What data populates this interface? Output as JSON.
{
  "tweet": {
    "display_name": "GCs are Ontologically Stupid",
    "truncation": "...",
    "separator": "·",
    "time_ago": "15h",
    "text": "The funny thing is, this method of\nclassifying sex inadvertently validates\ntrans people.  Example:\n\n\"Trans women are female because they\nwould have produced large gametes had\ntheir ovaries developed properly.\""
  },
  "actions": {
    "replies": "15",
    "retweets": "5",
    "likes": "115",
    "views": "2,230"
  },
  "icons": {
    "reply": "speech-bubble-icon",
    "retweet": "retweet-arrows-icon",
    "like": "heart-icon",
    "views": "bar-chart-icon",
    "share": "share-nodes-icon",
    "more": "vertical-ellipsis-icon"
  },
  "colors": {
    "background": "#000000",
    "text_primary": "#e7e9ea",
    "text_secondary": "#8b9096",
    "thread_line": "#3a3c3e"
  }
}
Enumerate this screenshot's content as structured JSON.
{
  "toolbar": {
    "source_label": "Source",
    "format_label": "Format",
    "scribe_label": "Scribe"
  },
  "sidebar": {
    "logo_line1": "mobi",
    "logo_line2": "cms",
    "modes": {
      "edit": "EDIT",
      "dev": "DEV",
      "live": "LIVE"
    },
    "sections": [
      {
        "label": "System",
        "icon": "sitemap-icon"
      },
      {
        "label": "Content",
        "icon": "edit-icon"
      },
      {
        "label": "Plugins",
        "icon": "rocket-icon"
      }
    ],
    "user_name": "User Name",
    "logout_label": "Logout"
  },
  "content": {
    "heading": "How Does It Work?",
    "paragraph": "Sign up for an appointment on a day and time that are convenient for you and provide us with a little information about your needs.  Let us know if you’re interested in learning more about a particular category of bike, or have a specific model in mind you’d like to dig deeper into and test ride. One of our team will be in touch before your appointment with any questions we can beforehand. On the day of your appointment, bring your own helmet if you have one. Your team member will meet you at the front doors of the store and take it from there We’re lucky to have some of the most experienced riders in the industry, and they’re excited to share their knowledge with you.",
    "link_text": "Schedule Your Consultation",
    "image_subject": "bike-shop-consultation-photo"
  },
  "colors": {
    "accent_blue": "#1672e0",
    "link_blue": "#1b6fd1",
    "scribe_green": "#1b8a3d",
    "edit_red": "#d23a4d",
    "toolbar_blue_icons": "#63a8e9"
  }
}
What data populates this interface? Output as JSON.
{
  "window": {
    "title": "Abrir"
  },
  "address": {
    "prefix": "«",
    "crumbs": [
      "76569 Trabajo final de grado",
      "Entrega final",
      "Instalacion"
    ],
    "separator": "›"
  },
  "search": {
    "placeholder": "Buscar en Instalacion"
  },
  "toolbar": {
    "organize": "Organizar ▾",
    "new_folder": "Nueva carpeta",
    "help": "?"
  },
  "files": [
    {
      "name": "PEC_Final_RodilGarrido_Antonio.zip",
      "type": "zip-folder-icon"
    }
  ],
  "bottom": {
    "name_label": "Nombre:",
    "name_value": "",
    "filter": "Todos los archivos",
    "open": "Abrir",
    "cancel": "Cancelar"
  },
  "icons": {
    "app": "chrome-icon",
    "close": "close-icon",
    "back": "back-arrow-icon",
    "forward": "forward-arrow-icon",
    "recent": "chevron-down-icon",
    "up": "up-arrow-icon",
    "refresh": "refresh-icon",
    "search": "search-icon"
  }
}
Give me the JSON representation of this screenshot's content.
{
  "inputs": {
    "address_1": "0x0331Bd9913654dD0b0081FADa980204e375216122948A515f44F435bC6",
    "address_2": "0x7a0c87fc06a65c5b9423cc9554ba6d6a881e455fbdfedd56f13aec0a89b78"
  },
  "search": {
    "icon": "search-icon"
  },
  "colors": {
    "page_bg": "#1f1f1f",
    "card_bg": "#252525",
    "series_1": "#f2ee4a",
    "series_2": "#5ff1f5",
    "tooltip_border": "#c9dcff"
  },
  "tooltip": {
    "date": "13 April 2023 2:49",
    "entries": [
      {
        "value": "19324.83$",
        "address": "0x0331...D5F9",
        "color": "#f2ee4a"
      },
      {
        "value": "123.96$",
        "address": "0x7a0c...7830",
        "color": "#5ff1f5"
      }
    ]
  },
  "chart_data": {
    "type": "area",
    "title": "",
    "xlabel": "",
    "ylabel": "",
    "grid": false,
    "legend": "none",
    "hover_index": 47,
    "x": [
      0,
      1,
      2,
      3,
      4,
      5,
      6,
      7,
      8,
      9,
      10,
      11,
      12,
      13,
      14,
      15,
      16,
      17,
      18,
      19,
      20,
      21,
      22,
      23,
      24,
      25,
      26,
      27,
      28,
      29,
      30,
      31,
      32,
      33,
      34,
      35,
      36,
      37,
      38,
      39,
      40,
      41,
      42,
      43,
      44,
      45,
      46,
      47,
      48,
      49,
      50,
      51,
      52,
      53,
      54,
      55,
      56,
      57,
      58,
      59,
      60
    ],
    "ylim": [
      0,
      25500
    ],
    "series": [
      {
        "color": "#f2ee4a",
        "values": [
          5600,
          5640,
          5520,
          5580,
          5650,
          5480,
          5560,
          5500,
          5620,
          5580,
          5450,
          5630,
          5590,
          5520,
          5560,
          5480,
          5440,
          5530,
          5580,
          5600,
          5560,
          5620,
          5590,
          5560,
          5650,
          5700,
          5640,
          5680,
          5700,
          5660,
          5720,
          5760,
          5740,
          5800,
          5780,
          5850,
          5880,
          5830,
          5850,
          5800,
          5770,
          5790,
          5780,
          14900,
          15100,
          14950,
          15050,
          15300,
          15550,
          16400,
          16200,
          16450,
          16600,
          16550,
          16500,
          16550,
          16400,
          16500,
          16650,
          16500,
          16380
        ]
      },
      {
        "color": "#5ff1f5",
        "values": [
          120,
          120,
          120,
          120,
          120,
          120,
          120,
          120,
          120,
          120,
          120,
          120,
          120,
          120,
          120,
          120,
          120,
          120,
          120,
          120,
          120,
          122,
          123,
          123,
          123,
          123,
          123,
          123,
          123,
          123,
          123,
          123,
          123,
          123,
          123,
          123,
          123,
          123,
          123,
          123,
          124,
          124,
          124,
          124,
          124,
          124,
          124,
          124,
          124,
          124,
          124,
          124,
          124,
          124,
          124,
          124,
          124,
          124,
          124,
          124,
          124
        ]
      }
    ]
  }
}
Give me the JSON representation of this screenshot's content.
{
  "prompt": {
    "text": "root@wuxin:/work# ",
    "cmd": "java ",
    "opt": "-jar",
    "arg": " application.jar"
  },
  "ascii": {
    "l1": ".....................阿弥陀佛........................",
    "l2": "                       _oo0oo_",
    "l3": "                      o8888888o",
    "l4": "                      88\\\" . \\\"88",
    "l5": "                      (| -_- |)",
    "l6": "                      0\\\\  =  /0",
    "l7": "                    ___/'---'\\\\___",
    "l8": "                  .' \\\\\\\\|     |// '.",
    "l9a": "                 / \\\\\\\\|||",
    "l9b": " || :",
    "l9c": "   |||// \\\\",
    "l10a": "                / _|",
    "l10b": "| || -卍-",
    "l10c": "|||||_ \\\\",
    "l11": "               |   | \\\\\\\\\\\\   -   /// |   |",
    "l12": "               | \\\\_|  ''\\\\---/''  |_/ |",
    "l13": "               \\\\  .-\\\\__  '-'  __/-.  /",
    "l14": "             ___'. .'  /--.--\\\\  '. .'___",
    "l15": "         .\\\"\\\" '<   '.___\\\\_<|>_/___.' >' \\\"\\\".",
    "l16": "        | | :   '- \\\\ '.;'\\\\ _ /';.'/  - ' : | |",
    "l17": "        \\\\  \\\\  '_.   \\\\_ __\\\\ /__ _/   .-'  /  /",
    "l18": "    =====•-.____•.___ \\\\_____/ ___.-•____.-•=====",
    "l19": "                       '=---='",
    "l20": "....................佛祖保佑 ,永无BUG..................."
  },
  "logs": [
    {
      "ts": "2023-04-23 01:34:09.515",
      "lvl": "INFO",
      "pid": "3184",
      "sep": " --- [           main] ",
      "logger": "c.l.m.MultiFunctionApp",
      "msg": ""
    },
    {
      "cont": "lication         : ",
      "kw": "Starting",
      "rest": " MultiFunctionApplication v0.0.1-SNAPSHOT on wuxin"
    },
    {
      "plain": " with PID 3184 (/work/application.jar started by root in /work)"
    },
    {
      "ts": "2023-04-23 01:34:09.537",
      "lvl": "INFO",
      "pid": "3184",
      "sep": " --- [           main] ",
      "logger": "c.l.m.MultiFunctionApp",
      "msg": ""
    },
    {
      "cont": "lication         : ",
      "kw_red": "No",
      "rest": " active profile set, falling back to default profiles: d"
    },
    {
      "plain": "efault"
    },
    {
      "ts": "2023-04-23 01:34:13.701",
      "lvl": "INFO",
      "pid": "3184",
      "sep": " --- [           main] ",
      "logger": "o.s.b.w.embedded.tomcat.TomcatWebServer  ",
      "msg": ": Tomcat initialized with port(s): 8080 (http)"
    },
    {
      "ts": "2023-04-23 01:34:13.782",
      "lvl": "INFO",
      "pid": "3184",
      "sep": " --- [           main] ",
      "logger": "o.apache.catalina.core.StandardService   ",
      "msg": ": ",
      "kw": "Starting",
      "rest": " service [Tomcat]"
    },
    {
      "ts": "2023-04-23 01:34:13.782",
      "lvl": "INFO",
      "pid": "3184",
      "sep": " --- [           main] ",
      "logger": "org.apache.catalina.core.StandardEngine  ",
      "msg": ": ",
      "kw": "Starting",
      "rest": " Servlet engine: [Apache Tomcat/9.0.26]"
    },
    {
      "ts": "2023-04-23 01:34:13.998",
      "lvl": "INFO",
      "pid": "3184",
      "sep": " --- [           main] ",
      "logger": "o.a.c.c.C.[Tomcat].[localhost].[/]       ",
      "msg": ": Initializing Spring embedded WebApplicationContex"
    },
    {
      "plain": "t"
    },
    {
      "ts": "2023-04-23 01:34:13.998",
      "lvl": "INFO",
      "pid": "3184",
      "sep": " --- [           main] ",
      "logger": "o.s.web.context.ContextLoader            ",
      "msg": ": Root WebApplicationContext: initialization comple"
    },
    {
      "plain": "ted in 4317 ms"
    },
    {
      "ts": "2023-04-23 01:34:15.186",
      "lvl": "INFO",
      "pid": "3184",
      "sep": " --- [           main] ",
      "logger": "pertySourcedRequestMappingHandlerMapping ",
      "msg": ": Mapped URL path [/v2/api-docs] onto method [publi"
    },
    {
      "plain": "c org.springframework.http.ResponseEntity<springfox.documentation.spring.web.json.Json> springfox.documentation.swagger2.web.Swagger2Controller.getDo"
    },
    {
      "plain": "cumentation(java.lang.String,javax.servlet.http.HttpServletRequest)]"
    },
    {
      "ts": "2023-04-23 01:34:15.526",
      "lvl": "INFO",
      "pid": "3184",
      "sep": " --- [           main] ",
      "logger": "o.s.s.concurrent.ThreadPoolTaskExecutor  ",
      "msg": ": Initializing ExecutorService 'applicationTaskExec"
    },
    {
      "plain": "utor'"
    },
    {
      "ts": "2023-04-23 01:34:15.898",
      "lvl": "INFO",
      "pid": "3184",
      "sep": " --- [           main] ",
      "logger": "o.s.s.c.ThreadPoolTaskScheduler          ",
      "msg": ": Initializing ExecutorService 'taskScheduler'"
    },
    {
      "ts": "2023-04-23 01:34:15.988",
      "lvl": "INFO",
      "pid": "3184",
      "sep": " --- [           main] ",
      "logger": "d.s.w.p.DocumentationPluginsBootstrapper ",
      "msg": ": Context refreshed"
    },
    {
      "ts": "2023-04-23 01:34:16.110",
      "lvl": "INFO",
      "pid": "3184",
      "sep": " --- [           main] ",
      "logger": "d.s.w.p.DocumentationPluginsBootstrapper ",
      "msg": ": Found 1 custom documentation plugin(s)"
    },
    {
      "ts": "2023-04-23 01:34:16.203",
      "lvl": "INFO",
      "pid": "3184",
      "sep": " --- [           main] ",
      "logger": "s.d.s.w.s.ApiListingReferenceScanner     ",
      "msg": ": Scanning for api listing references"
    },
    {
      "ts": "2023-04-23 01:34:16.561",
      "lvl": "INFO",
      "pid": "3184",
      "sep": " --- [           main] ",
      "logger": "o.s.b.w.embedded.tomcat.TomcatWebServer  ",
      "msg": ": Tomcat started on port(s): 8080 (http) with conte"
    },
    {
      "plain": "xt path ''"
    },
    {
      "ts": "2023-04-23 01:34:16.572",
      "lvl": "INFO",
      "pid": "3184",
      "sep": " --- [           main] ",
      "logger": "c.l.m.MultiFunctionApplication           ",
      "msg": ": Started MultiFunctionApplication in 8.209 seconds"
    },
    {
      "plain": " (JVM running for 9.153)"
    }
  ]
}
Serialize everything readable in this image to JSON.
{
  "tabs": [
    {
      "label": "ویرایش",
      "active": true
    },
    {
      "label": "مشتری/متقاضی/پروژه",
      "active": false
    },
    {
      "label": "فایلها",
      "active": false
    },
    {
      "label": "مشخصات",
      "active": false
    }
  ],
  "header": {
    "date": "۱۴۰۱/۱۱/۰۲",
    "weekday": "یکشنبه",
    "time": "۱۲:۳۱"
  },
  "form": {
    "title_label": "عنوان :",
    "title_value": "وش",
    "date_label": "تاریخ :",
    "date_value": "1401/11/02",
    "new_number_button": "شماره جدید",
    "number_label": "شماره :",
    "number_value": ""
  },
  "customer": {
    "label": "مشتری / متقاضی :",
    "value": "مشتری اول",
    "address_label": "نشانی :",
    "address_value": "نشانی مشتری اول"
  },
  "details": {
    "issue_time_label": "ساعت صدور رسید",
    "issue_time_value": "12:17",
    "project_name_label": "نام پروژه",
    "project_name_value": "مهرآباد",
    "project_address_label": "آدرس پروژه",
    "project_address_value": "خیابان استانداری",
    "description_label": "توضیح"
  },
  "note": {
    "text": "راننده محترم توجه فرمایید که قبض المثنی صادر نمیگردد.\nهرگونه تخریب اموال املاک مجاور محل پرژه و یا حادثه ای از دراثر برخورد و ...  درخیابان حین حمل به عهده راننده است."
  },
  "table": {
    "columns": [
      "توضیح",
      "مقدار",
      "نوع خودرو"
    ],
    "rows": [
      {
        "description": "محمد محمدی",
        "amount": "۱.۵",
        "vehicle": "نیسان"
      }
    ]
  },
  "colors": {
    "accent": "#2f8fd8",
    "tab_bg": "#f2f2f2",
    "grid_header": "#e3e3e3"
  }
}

++++++++++

Copy exactly the lines from the one containing "Serialize everything readable" through the last line of the records, both included, and nothing else.

Serialize everything readable in this image to JSON.
{
  "tabs": [
    {
      "label": "ویرایش",
      "active": true
    },
    {
      "label": "مشتری/متقاضی/پروژه",
      "active": false
    },
    {
      "label": "فایلها",
      "active": false
    },
    {
      "label": "مشخصات",
      "active": false
    }
  ],
  "header": {
    "date": "۱۴۰۱/۱۱/۰۲",
    "weekday": "یکشنبه",
    "time": "۱۲:۳۱"
  },
  "form": {
    "title_label": "عنوان :",
    "title_value": "وش",
    "date_label": "تاریخ :",
    "date_value": "1401/11/02",
    "new_number_button": "شماره جدید",
    "number_label": "شماره :",
    "number_value": ""
  },
  "customer": {
    "label": "مشتری / متقاضی :",
    "value": "مشتری اول",
    "address_label": "نشانی :",
    "address_value": "نشانی مشتری اول"
  },
  "details": {
    "issue_time_label": "ساعت صدور رسید",
    "issue_time_value": "12:17",
    "project_name_label": "نام پروژه",
    "project_name_value": "مهرآباد",
    "project_address_label": "آدرس پروژه",
    "project_address_value": "خیابان استانداری",
    "description_label": "توضیح"
  },
  "note": {
    "text": "راننده محترم توجه فرمایید که قبض المثنی صادر نمیگردد.\nهرگونه تخریب اموال املاک مجاور محل پرژه و یا حادثه ای از دراثر برخورد و ...  درخیابان حین حمل به عهده راننده است."
  },
  "table": {
    "columns": [
      "توضیح",
      "مقدار",
      "نوع خودرو"
    ],
    "rows": [
      {
        "description": "محمد محمدی",
        "amount": "۱.۵",
        "vehicle": "نیسان"
      }
    ]
  },
  "colors": {
    "accent": "#2f8fd8",
    "tab_bg": "#f2f2f2",
    "grid_header": "#e3e3e3"
  }
}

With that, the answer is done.